-- BEGIN --

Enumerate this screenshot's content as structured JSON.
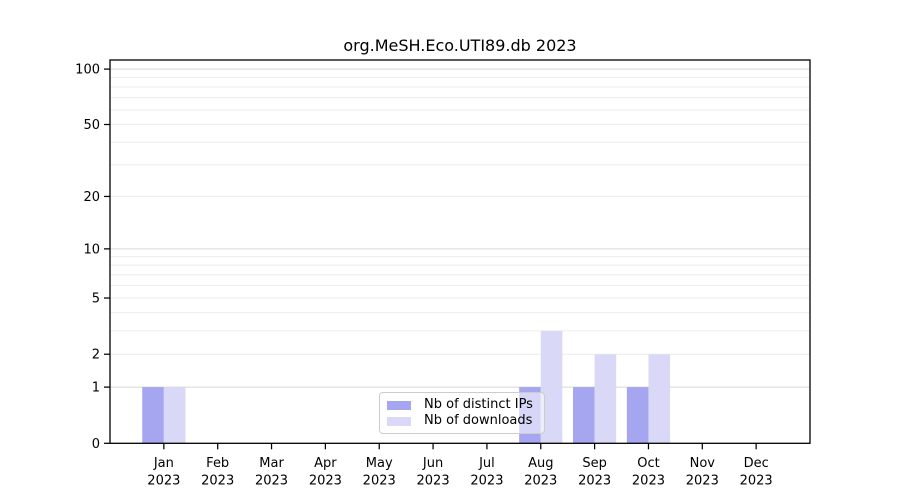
{
  "chart_data": {
    "type": "bar",
    "title": "org.MeSH.Eco.UTI89.db 2023",
    "categories": [
      {
        "month": "Jan",
        "year": "2023"
      },
      {
        "month": "Feb",
        "year": "2023"
      },
      {
        "month": "Mar",
        "year": "2023"
      },
      {
        "month": "Apr",
        "year": "2023"
      },
      {
        "month": "May",
        "year": "2023"
      },
      {
        "month": "Jun",
        "year": "2023"
      },
      {
        "month": "Jul",
        "year": "2023"
      },
      {
        "month": "Aug",
        "year": "2023"
      },
      {
        "month": "Sep",
        "year": "2023"
      },
      {
        "month": "Oct",
        "year": "2023"
      },
      {
        "month": "Nov",
        "year": "2023"
      },
      {
        "month": "Dec",
        "year": "2023"
      }
    ],
    "series": [
      {
        "name": "Nb of distinct IPs",
        "color": "#a5a5f0",
        "values": [
          1,
          0,
          0,
          0,
          0,
          0,
          0,
          1,
          1,
          1,
          0,
          0
        ]
      },
      {
        "name": "Nb of downloads",
        "color": "#d9d9f7",
        "values": [
          1,
          0,
          0,
          0,
          0,
          0,
          0,
          3,
          2,
          2,
          0,
          0
        ]
      }
    ],
    "xlabel": "",
    "ylabel": "",
    "yscale": "log10(1+x)",
    "ylim": [
      0,
      112
    ],
    "yticks": [
      0,
      1,
      2,
      5,
      10,
      20,
      50,
      100
    ],
    "grid": {
      "major_values": [
        1,
        10,
        100
      ],
      "minor_values": [
        2,
        3,
        4,
        5,
        6,
        7,
        8,
        9,
        20,
        30,
        40,
        50,
        60,
        70,
        80,
        90
      ],
      "major_color": "#d6d6d6",
      "minor_color": "#ececec"
    },
    "legend": {
      "position": "lower center",
      "items": [
        "Nb of distinct IPs",
        "Nb of downloads"
      ]
    },
    "axis_color": "#000000",
    "background_color": "#ffffff"
  }
}
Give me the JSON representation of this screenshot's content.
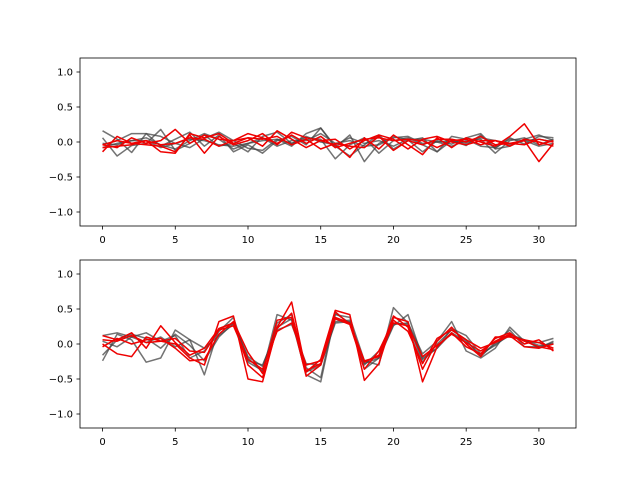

-- END --

• **TASK STATEMENT**: Look above for lines with the word "downloads" and copy them all.

• **RESULT FOR THIS EXERCISE**:
        "name": "Nb of downloads",
        "Nb of downloads"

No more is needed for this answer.